| EXERCISE |
In the records below, pick out all lines containing the word "ogni".

| RECORDS FOR PROCESSING |

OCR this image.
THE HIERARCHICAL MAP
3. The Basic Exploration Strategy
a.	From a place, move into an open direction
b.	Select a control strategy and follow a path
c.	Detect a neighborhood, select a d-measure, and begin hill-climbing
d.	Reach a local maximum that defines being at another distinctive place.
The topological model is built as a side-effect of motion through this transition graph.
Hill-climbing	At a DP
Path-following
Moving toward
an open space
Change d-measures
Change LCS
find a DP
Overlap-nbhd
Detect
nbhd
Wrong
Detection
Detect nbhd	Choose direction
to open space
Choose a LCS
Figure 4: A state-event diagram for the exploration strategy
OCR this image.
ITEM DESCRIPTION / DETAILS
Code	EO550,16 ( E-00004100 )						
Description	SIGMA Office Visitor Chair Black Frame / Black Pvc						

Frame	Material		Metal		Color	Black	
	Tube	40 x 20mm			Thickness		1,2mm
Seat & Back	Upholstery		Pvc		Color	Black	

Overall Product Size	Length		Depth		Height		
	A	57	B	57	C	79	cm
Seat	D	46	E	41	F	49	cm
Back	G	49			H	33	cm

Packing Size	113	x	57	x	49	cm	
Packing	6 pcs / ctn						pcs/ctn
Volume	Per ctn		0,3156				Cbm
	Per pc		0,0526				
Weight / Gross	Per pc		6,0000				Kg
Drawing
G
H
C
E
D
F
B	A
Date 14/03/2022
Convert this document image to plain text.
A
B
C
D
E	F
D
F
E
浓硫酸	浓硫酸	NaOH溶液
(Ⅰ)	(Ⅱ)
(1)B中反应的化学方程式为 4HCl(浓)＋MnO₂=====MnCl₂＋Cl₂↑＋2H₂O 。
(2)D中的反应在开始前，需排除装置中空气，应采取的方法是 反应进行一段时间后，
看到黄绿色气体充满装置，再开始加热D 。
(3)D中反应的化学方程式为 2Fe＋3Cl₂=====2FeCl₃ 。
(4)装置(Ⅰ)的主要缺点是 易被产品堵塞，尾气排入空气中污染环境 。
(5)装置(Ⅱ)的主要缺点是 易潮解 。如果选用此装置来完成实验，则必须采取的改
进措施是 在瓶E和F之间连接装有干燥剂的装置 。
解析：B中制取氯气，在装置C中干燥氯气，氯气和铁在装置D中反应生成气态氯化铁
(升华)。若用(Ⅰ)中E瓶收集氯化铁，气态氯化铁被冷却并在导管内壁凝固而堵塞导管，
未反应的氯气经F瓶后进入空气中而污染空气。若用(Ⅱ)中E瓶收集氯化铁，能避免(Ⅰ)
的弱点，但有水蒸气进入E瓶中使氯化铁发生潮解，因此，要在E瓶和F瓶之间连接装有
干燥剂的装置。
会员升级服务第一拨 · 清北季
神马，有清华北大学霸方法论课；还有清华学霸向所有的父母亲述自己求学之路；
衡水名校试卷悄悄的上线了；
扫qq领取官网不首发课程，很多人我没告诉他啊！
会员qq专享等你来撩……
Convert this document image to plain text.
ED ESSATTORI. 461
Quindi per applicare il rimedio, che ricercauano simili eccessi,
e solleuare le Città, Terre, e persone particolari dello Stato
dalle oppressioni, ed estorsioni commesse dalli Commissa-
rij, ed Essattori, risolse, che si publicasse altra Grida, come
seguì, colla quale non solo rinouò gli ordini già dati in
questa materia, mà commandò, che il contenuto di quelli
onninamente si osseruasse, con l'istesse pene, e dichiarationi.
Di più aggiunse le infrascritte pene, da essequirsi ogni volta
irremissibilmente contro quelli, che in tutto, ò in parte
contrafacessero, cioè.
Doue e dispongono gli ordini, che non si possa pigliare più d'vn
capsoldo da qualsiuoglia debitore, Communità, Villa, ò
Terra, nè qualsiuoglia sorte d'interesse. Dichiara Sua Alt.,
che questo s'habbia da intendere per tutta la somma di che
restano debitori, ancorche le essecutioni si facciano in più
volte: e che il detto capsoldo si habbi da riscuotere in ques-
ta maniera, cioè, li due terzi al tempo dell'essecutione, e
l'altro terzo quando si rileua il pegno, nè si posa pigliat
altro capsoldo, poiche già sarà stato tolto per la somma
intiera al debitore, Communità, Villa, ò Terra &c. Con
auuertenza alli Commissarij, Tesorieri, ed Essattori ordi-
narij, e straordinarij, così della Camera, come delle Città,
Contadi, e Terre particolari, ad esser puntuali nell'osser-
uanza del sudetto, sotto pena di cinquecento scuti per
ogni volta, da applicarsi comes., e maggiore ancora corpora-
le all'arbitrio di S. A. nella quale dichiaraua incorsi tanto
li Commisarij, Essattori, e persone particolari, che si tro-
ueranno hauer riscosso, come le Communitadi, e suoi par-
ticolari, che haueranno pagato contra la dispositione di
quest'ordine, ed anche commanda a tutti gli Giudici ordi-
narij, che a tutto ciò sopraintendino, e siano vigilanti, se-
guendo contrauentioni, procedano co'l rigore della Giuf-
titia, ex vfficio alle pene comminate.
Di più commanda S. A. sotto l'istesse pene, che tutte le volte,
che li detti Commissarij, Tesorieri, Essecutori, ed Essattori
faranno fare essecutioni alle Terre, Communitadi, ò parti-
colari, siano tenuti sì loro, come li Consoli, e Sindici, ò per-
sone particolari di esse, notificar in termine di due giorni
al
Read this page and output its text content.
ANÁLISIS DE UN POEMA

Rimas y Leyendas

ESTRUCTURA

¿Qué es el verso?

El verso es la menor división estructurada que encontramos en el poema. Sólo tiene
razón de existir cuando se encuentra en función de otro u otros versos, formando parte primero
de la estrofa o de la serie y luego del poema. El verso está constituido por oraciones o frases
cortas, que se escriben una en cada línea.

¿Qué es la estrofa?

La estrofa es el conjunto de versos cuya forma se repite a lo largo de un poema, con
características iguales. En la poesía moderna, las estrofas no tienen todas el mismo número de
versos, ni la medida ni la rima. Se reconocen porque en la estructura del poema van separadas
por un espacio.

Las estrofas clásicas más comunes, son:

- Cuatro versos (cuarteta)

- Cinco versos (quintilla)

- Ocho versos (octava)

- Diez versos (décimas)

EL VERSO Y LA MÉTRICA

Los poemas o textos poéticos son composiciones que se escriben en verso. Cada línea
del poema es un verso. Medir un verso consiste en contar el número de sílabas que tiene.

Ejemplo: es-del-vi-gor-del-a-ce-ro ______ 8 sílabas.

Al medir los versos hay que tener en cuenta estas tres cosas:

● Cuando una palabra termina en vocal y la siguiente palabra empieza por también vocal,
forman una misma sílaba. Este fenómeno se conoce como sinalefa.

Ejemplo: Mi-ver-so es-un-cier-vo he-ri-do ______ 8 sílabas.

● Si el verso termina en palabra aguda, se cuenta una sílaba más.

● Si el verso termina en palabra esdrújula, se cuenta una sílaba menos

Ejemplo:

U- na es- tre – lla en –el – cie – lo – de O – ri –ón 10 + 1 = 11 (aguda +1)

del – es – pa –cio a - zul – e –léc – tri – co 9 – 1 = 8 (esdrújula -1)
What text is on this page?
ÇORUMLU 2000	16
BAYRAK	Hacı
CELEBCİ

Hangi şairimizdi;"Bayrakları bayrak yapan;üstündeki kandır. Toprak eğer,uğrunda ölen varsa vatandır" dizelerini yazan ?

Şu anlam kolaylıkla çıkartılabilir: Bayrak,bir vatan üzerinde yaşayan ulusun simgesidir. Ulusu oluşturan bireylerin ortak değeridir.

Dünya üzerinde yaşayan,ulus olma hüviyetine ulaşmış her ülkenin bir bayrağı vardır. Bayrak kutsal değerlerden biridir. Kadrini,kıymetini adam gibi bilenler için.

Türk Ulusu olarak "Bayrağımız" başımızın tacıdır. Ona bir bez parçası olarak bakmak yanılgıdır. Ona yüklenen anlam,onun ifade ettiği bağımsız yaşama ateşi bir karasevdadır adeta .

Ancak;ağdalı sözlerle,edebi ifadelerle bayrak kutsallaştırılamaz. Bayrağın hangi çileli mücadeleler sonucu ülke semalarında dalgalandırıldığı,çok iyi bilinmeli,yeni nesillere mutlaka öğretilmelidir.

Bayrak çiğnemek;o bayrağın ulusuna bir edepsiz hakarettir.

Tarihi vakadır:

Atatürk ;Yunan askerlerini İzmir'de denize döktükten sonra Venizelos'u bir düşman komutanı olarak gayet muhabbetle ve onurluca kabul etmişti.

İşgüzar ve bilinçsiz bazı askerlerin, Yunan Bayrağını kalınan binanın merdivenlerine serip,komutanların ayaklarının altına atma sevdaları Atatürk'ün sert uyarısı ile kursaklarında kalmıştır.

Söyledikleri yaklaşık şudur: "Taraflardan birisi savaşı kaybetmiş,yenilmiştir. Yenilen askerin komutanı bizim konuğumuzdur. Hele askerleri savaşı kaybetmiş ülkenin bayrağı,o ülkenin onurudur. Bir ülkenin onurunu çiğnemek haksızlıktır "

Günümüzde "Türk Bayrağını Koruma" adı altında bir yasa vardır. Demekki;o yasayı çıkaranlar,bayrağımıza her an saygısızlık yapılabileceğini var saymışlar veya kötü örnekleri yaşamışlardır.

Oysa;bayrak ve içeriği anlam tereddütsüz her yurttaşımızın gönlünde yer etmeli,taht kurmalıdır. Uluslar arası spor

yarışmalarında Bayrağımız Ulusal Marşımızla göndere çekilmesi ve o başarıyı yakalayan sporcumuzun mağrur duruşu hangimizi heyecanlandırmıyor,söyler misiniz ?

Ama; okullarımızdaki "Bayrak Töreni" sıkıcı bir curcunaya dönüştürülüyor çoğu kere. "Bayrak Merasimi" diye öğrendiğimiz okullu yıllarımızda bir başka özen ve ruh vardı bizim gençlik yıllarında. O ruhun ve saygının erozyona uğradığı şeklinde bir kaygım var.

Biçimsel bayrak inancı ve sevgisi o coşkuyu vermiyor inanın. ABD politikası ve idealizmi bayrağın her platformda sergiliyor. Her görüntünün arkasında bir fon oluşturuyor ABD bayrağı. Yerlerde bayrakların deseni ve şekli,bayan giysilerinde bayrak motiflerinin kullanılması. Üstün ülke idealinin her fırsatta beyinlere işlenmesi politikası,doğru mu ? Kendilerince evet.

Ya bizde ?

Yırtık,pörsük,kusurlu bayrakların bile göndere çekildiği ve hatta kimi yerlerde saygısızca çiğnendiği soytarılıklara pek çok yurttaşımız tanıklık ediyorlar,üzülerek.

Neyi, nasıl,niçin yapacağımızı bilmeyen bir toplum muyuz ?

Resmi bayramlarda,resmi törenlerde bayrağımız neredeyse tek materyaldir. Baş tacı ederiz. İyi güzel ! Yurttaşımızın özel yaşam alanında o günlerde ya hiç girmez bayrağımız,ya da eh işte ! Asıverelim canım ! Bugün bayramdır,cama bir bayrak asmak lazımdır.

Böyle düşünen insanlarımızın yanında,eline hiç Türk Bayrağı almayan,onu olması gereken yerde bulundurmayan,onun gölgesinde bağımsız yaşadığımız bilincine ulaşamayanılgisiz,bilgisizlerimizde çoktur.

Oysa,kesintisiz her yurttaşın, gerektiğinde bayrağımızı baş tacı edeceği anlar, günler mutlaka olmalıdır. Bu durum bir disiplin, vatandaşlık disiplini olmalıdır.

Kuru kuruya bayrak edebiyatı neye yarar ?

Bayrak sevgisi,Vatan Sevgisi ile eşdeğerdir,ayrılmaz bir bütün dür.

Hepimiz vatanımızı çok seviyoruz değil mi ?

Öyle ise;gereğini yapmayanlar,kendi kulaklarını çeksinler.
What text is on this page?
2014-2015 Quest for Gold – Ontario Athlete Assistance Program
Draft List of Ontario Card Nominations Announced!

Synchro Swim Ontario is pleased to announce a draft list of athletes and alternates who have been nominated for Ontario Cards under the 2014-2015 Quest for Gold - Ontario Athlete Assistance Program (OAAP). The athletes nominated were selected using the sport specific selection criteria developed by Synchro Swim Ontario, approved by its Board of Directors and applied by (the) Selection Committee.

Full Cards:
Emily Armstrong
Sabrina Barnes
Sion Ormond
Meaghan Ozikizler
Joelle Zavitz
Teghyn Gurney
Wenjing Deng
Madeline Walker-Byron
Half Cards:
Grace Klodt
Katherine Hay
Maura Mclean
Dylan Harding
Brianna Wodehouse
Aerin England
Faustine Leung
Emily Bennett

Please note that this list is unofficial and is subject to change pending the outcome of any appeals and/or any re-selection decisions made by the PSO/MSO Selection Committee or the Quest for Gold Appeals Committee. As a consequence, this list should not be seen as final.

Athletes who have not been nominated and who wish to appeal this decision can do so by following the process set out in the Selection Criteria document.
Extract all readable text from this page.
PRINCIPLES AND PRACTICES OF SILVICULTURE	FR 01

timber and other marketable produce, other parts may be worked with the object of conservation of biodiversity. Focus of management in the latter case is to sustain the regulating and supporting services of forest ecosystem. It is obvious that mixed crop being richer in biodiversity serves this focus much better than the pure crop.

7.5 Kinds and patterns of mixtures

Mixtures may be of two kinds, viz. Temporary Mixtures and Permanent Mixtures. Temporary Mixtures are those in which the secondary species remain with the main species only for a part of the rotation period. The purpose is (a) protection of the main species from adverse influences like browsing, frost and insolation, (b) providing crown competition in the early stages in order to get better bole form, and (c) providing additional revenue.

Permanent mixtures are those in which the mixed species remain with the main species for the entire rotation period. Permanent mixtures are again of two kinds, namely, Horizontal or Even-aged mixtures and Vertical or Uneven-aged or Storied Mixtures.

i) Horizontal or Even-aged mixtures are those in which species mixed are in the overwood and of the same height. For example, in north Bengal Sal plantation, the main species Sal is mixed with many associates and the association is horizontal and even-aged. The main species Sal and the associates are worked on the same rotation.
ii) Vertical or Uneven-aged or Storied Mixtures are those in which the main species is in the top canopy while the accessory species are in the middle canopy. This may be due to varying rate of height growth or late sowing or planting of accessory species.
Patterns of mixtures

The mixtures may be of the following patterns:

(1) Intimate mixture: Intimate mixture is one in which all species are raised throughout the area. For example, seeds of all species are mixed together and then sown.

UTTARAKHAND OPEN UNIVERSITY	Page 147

| THE RESPONSE |
Di più aggiunse le infrascritte pene, da essequirsi ogni volta
ogni volta, da applicarsi comes., e maggiore ancora corpora-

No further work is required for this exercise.